> [Raw data]

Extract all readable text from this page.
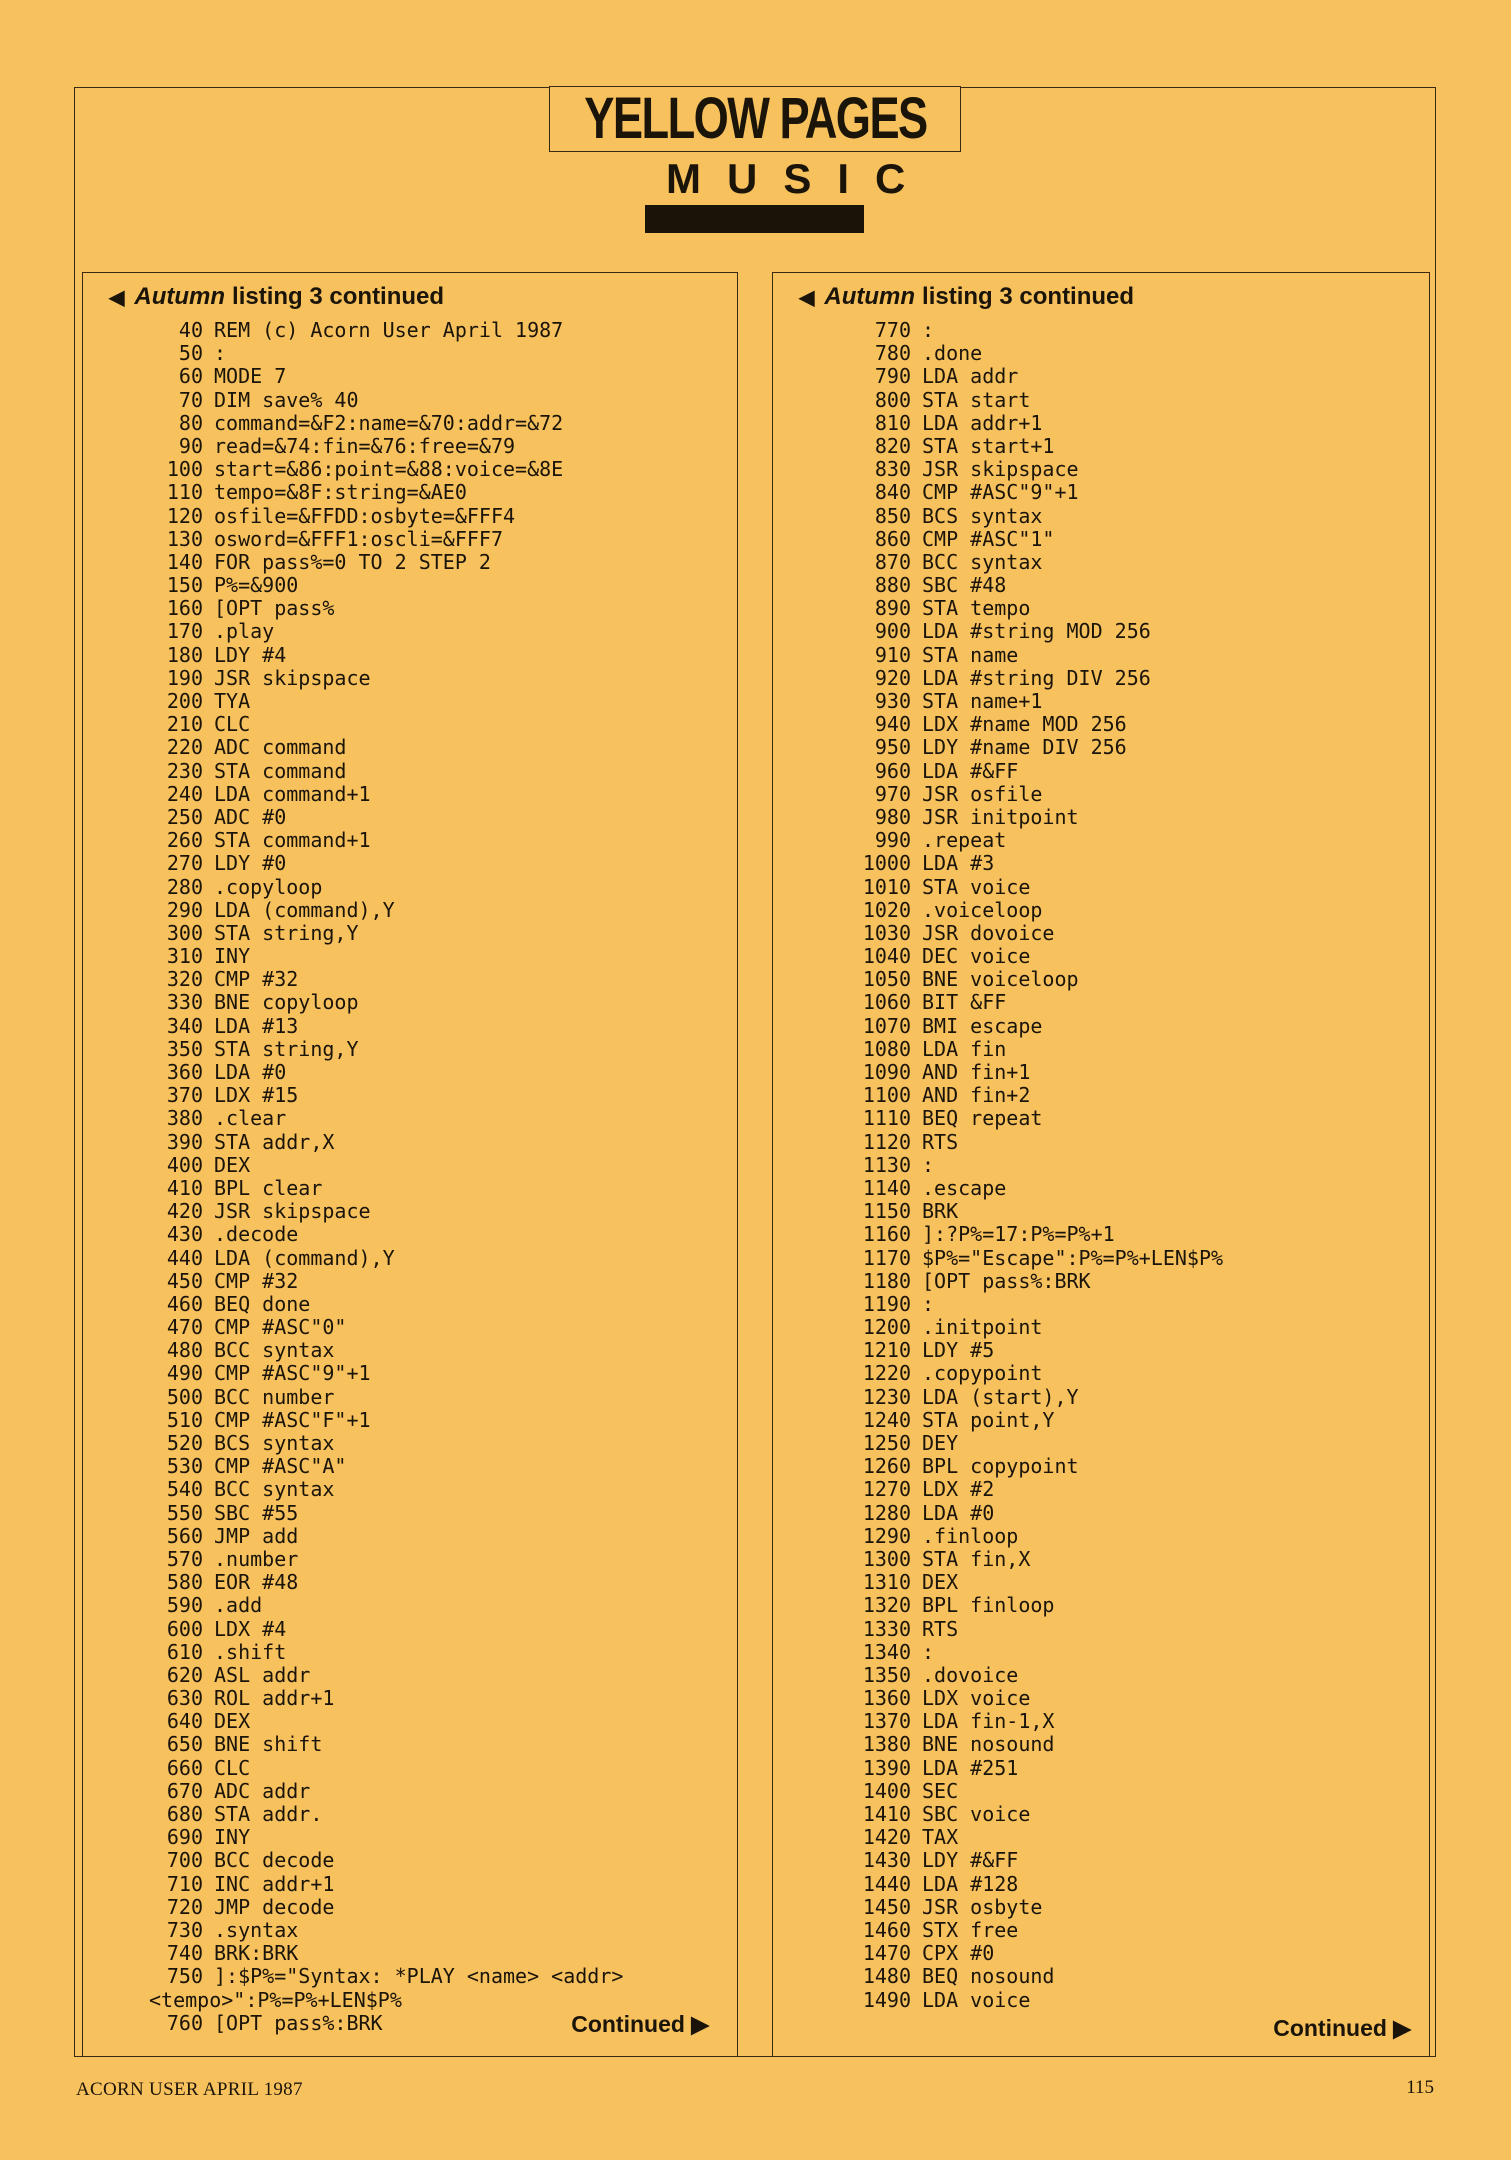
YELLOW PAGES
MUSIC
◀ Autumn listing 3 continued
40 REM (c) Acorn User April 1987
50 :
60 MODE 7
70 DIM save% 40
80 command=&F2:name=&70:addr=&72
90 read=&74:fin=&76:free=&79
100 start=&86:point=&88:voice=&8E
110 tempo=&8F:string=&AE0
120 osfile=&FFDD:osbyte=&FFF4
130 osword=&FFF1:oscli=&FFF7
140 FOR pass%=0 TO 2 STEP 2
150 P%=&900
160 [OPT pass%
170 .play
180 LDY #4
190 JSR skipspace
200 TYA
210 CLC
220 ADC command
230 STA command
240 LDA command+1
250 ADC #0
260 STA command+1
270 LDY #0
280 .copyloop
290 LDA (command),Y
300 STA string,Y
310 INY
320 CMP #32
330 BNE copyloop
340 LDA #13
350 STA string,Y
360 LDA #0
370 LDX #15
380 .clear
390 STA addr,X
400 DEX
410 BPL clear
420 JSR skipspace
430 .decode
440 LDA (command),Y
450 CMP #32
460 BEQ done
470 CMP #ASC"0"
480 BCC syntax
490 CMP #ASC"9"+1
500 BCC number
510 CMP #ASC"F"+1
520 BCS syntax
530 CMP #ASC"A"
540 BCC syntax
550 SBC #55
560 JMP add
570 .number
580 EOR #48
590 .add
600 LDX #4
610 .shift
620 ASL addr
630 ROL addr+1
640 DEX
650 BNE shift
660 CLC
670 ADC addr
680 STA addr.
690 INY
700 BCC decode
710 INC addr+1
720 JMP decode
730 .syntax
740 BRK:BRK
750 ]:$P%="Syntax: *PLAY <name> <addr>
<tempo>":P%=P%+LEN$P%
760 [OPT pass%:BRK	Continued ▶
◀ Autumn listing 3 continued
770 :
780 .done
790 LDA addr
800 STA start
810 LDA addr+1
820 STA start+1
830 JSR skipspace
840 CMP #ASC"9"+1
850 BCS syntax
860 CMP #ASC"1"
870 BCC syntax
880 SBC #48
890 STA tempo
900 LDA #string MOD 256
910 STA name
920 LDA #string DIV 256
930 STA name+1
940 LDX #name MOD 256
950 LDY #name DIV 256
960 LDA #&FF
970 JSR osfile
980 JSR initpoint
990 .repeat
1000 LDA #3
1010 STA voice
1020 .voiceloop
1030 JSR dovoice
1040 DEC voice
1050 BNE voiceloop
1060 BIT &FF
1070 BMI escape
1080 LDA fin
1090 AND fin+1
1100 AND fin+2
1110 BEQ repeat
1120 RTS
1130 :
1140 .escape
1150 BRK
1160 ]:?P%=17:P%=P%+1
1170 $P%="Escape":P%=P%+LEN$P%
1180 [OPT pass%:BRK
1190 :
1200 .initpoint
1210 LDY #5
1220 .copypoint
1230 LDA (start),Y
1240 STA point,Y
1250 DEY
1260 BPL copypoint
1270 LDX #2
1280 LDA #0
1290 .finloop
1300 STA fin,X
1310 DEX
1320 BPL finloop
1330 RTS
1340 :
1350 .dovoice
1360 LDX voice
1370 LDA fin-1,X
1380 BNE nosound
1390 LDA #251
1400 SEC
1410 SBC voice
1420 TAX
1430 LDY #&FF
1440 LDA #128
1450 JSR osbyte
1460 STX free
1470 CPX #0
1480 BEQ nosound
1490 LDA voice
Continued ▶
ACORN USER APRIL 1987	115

...

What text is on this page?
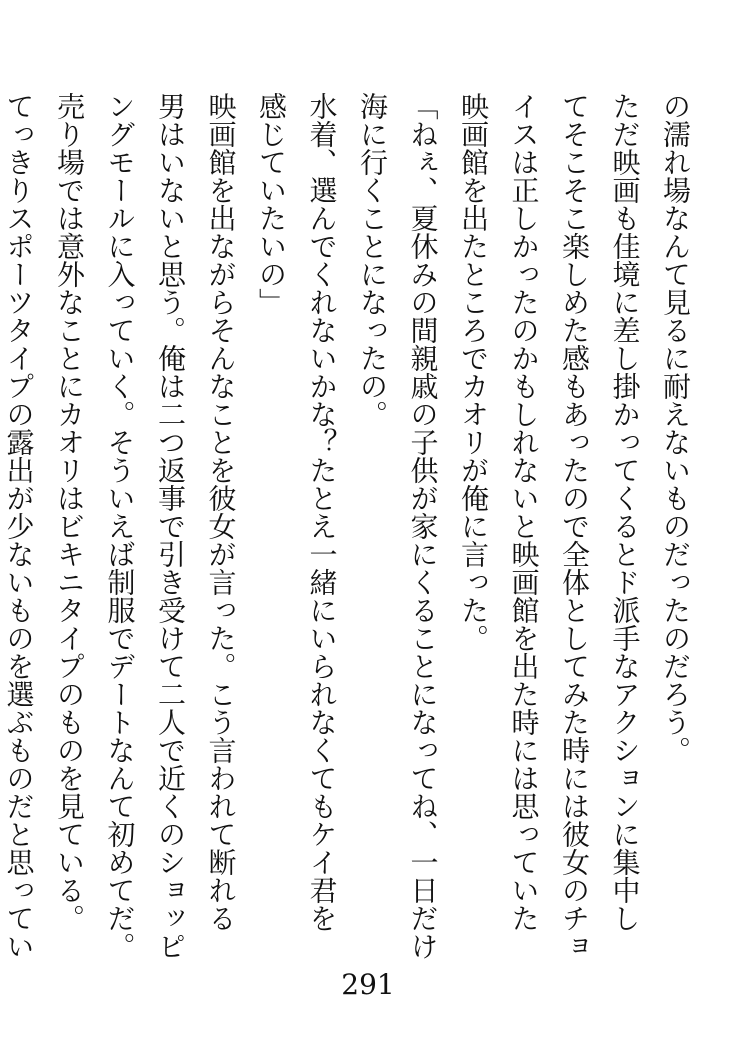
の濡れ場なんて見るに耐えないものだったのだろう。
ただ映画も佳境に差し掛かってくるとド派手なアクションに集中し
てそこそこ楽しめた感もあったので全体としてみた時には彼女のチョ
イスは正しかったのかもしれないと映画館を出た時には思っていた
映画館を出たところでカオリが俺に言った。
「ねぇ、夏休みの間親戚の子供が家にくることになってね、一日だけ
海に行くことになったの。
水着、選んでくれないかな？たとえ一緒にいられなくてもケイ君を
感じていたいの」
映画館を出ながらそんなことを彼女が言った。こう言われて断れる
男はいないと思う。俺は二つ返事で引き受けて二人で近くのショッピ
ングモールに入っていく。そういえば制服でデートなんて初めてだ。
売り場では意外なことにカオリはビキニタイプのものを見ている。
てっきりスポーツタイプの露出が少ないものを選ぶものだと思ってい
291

> [Exercise objective] Report every line in the data above in which the word "string" appears.

> [The output]
110 tempo=&8F:string=&AE0
300 STA string,Y
350 STA string,Y
900 LDA #string MOD 256
920 LDA #string DIV 256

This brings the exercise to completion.